* **WHAT YOU NEED TO DO**: Present the data once more in exactly its original form.

[Start DATASET]

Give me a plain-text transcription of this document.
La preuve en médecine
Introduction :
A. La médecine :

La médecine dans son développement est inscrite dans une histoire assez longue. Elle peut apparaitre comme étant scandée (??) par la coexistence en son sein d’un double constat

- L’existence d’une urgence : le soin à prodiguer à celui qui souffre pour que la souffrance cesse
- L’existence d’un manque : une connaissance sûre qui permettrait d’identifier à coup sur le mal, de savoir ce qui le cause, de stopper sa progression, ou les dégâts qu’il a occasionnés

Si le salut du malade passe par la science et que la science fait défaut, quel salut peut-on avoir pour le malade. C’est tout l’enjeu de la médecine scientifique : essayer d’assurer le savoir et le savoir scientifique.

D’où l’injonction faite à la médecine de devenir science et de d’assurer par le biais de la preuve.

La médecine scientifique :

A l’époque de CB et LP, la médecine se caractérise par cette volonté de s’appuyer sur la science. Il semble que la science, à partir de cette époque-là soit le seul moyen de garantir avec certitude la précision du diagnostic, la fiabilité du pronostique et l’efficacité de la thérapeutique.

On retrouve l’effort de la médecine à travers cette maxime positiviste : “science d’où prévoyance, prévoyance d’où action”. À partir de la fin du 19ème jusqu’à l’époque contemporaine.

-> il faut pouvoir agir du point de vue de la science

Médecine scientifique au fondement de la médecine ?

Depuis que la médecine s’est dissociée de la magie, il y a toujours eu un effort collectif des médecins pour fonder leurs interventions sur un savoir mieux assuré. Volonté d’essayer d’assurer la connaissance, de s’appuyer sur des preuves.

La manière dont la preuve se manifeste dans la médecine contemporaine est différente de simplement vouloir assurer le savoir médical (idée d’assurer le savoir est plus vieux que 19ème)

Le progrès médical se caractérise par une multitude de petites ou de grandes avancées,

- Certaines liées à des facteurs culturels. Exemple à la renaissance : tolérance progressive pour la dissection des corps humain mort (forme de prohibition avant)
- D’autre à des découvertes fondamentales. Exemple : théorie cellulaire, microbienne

[End DATASET]

* **RESULT OF THIS TASK**:
Give me a plain-text transcription of this document.
La preuve en médecine
Introduction :
A. La médecine :

La médecine dans son développement est inscrite dans une histoire assez longue. Elle peut apparaitre comme étant scandée (??) par la coexistence en son sein d’un double constat

- L’existence d’une urgence : le soin à prodiguer à celui qui souffre pour que la souffrance cesse
- L’existence d’un manque : une connaissance sûre qui permettrait d’identifier à coup sur le mal, de savoir ce qui le cause, de stopper sa progression, ou les dégâts qu’il a occasionnés

Si le salut du malade passe par la science et que la science fait défaut, quel salut peut-on avoir pour le malade. C’est tout l’enjeu de la médecine scientifique : essayer d’assurer le savoir et le savoir scientifique.

D’où l’injonction faite à la médecine de devenir science et de d’assurer par le biais de la preuve.

La médecine scientifique :

A l’époque de CB et LP, la médecine se caractérise par cette volonté de s’appuyer sur la science. Il semble que la science, à partir de cette époque-là soit le seul moyen de garantir avec certitude la précision du diagnostic, la fiabilité du pronostique et l’efficacité de la thérapeutique.

On retrouve l’effort de la médecine à travers cette maxime positiviste : “science d’où prévoyance, prévoyance d’où action”. À partir de la fin du 19ème jusqu’à l’époque contemporaine.

-> il faut pouvoir agir du point de vue de la science

Médecine scientifique au fondement de la médecine ?

Depuis que la médecine s’est dissociée de la magie, il y a toujours eu un effort collectif des médecins pour fonder leurs interventions sur un savoir mieux assuré. Volonté d’essayer d’assurer la connaissance, de s’appuyer sur des preuves.

La manière dont la preuve se manifeste dans la médecine contemporaine est différente de simplement vouloir assurer le savoir médical (idée d’assurer le savoir est plus vieux que 19ème)

Le progrès médical se caractérise par une multitude de petites ou de grandes avancées,

- Certaines liées à des facteurs culturels. Exemple à la renaissance : tolérance progressive pour la dissection des corps humain mort (forme de prohibition avant)
- D’autre à des découvertes fondamentales. Exemple : théorie cellulaire, microbienne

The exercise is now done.